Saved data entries
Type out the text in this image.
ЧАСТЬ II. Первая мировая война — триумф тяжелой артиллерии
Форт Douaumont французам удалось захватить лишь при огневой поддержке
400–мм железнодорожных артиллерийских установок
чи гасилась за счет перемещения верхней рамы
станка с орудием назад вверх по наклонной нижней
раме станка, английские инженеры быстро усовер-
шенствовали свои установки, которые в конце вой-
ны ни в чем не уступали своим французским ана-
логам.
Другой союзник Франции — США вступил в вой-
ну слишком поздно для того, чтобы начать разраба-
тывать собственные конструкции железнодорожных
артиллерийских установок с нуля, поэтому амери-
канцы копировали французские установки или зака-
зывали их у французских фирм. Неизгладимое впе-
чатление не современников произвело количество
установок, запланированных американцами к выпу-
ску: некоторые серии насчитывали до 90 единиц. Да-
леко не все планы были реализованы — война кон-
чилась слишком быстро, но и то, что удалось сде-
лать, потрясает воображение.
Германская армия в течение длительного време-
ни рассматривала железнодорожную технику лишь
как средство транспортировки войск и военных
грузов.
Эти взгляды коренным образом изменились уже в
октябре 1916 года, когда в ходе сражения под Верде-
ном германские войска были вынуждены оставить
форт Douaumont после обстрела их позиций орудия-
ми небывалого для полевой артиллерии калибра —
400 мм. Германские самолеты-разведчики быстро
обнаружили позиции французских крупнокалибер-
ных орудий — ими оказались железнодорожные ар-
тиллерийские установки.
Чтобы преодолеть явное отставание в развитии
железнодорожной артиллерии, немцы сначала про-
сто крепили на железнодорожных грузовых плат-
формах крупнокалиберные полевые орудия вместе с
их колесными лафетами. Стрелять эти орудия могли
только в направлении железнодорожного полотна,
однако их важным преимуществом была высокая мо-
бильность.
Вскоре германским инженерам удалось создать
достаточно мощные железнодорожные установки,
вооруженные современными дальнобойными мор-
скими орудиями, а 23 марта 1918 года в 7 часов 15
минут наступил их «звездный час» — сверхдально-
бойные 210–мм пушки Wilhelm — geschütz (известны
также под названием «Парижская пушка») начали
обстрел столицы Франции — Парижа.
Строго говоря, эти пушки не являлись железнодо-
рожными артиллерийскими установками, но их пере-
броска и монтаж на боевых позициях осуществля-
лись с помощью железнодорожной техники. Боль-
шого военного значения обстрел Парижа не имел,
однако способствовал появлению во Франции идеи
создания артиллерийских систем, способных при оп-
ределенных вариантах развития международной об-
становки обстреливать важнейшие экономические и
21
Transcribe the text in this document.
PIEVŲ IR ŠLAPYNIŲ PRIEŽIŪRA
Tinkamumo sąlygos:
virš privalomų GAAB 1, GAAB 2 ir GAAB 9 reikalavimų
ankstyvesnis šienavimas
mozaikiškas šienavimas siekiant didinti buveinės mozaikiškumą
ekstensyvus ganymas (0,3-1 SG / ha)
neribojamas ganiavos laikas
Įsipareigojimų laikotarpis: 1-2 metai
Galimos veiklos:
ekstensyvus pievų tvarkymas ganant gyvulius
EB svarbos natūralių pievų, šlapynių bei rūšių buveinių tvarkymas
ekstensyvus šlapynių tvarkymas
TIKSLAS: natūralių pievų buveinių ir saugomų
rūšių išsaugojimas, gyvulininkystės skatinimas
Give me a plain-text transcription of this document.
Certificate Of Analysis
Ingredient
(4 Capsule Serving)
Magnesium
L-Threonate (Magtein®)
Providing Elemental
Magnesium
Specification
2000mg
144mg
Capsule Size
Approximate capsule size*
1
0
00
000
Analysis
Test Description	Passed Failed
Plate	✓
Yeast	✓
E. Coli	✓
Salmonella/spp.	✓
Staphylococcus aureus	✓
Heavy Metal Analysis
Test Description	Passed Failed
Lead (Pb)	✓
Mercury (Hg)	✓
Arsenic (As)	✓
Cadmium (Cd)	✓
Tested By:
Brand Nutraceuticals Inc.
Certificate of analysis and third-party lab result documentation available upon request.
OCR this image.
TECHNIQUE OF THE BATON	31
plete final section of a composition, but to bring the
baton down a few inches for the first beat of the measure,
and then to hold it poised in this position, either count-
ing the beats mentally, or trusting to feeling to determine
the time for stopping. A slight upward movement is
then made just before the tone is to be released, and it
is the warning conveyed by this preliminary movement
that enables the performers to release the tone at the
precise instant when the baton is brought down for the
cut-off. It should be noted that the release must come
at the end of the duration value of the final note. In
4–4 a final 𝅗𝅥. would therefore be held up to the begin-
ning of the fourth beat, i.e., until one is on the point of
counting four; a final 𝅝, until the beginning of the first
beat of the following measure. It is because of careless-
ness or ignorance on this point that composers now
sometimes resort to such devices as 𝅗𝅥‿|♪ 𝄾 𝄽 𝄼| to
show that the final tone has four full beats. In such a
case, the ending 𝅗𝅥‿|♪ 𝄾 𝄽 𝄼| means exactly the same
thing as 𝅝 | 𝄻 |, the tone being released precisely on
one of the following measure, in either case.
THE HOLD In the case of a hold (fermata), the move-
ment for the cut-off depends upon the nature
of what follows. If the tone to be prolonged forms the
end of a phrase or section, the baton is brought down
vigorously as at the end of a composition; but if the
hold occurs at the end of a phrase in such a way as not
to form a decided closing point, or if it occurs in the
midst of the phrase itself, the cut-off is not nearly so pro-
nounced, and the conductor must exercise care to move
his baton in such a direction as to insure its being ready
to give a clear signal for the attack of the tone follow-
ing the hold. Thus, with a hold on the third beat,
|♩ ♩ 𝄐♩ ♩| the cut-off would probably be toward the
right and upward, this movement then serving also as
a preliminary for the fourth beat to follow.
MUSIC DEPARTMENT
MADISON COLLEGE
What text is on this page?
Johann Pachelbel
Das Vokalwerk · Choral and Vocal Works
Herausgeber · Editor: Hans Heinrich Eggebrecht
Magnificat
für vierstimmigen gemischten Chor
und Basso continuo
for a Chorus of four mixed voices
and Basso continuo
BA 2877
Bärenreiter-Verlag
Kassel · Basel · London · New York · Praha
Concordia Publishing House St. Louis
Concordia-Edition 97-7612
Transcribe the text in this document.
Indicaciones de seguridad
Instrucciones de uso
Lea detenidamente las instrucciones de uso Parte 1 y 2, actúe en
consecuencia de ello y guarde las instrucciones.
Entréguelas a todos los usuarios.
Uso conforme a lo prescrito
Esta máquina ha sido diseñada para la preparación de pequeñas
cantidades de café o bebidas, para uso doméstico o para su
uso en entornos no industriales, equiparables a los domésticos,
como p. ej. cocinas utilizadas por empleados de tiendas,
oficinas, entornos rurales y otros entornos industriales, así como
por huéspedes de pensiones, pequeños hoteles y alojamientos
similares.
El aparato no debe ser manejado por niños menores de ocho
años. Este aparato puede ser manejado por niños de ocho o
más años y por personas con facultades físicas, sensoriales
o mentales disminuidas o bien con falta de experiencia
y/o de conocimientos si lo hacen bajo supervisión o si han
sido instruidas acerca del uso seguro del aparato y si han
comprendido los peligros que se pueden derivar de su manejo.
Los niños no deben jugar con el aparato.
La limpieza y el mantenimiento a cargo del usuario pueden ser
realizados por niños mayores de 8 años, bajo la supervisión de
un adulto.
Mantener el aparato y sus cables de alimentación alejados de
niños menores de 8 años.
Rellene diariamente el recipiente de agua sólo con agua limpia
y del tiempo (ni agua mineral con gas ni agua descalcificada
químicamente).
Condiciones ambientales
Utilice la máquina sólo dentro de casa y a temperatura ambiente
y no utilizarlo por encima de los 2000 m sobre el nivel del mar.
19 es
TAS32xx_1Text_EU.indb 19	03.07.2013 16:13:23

▸ **Do this**: Which lines hold the string "third"? List them all.

▸ **Result for this exercise**:
Certificate of analysis and third-party lab result documentation available upon request.
ing the hold. Thus, with a hold on the third beat,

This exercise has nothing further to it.